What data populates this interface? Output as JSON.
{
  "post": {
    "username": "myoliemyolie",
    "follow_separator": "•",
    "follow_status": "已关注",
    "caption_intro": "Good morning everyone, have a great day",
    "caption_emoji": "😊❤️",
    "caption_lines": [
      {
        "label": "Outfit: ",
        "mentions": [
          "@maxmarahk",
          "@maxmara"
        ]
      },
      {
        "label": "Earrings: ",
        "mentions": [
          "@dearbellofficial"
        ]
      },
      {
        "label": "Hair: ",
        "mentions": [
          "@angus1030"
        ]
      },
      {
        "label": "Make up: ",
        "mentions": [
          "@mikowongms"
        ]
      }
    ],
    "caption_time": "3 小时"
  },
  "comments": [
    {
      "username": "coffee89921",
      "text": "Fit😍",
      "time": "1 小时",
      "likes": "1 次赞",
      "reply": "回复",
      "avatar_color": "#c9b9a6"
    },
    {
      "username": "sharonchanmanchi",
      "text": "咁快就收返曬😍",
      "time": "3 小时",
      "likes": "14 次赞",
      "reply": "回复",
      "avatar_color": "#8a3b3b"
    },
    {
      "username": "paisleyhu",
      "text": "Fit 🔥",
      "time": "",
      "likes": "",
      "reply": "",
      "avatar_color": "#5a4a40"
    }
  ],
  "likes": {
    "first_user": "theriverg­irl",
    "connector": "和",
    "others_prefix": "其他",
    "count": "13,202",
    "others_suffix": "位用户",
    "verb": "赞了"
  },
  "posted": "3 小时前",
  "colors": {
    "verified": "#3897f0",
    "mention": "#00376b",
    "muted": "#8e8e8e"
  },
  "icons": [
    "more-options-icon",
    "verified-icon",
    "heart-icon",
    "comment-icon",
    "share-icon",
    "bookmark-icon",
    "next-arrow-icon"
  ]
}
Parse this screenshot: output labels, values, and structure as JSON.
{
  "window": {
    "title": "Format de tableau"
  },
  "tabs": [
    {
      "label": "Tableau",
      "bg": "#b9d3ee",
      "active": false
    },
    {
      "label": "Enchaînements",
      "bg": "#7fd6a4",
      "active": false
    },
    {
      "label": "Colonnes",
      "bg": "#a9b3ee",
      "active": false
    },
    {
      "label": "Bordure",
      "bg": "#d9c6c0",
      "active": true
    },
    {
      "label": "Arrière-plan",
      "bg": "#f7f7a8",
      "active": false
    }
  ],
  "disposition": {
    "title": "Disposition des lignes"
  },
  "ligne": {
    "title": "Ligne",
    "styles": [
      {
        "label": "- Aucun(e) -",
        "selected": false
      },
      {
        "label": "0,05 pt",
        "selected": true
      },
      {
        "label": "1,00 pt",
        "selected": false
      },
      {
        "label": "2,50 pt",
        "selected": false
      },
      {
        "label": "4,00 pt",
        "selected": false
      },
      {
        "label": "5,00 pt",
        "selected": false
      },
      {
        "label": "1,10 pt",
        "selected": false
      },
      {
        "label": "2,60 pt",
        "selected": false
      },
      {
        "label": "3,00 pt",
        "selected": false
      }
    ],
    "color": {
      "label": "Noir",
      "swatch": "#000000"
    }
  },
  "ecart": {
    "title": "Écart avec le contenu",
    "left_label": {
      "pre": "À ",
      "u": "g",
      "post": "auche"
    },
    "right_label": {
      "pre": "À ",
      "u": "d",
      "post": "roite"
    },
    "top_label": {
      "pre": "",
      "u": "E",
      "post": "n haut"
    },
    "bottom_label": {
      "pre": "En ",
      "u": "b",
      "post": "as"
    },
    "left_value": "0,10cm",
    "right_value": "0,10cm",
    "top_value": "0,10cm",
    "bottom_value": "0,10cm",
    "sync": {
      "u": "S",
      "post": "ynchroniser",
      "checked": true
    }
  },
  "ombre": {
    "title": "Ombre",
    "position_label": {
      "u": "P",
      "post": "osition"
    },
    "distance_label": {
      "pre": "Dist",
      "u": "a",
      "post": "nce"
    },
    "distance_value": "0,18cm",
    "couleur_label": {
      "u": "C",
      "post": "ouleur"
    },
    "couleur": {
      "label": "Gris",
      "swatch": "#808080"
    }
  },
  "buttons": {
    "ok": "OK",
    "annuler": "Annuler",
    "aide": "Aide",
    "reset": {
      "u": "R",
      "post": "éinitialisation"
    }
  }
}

★ ★ ★

REQUIRED TASK: Copy down every line of the material above that includes the string "username".

COMPLETE RESPONSE:
    "username": "myoliemyolie",
      "username": "coffee89921",
      "username": "sharonchanmanchi",
      "username": "paisleyhu",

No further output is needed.